> _Exercise aim_:
Spot every line with the word "Also" and return it.
* Begin Extracted information *
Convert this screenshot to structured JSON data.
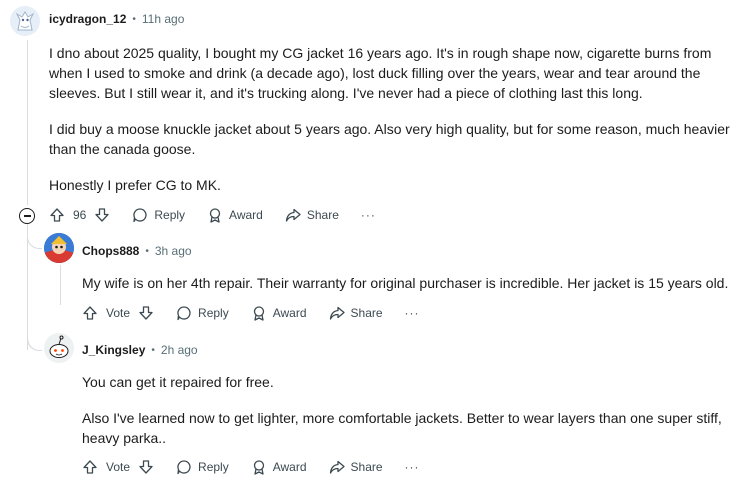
{
  "comments": [
    {
      "author": "icydragon_12",
      "separator": "•",
      "time": "11h ago",
      "paragraphs": [
        "I dno about 2025 quality, I bought my CG jacket 16 years ago. It's in rough shape now, cigarette burns from when I used to smoke and drink (a decade ago), lost duck filling over the years, wear and tear around the sleeves. But I still wear it, and it's trucking along. I've never had a piece of clothing last this long.",
        "I did buy a moose knuckle jacket about 5 years ago. Also very high quality, but for some reason, much heavier than the canada goose.",
        "Honestly I prefer CG to MK."
      ],
      "votes": "96",
      "reply_label": "Reply",
      "award_label": "Award",
      "share_label": "Share",
      "more_label": "···"
    },
    {
      "author": "Chops888",
      "separator": "•",
      "time": "3h ago",
      "paragraphs": [
        "My wife is on her 4th repair. Their warranty for original purchaser is incredible. Her jacket is 15 years old."
      ],
      "votes": "Vote",
      "reply_label": "Reply",
      "award_label": "Award",
      "share_label": "Share",
      "more_label": "···"
    },
    {
      "author": "J_Kingsley",
      "separator": "•",
      "time": "2h ago",
      "paragraphs": [
        "You can get it repaired for free.",
        "Also I've learned now to get lighter, more comfortable jackets. Better to wear layers than one super stiff, heavy parka.."
      ],
      "votes": "Vote",
      "reply_label": "Reply",
      "award_label": "Award",
      "share_label": "Share",
      "more_label": "···"
    }
  ],
  "icons": {
    "upvote": "upvote-icon",
    "downvote": "downvote-icon",
    "reply": "comment-icon",
    "award": "award-icon",
    "share": "share-icon",
    "collapse": "collapse-icon"
  },
  "colors": {
    "text": "#1c1c1c",
    "meta": "#576f76",
    "thread_line": "#d8dde0"
  }
}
* End Extracted information *
> _Full answer_:
        "I did buy a moose knuckle jacket about 5 years ago. Also very high quality, but for some reason, much heavier than the canada goose.",
        "Also I've learned now to get lighter, more comfortable jackets. Better to wear layers than one super stiff, heavy parka.."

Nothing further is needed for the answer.